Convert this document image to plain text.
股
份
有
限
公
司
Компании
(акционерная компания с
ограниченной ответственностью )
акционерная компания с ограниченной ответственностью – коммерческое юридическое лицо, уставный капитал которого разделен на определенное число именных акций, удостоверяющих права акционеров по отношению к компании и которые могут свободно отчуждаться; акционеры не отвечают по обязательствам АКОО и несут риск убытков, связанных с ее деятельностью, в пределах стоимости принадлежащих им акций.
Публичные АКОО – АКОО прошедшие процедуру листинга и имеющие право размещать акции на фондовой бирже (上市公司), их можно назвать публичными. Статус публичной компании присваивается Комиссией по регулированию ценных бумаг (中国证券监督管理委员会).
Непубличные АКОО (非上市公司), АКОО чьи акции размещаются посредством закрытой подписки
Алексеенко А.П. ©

* * *

• **PROBLEM REQUIREMENTS**: Exactly reproduce every line of the records.

• **TASK OUTPUT**:
Convert this document image to plain text.
股
份
有
限
公
司
Компании
(акционерная компания с
ограниченной ответственностью )
акционерная компания с ограниченной ответственностью – коммерческое юридическое лицо, уставный капитал которого разделен на определенное число именных акций, удостоверяющих права акционеров по отношению к компании и которые могут свободно отчуждаться; акционеры не отвечают по обязательствам АКОО и несут риск убытков, связанных с ее деятельностью, в пределах стоимости принадлежащих им акций.
Публичные АКОО – АКОО прошедшие процедуру листинга и имеющие право размещать акции на фондовой бирже (上市公司), их можно назвать публичными. Статус публичной компании присваивается Комиссией по регулированию ценных бумаг (中国证券监督管理委员会).
Непубличные АКОО (非上市公司), АКОО чьи акции размещаются посредством закрытой подписки
Алексеенко А.П. ©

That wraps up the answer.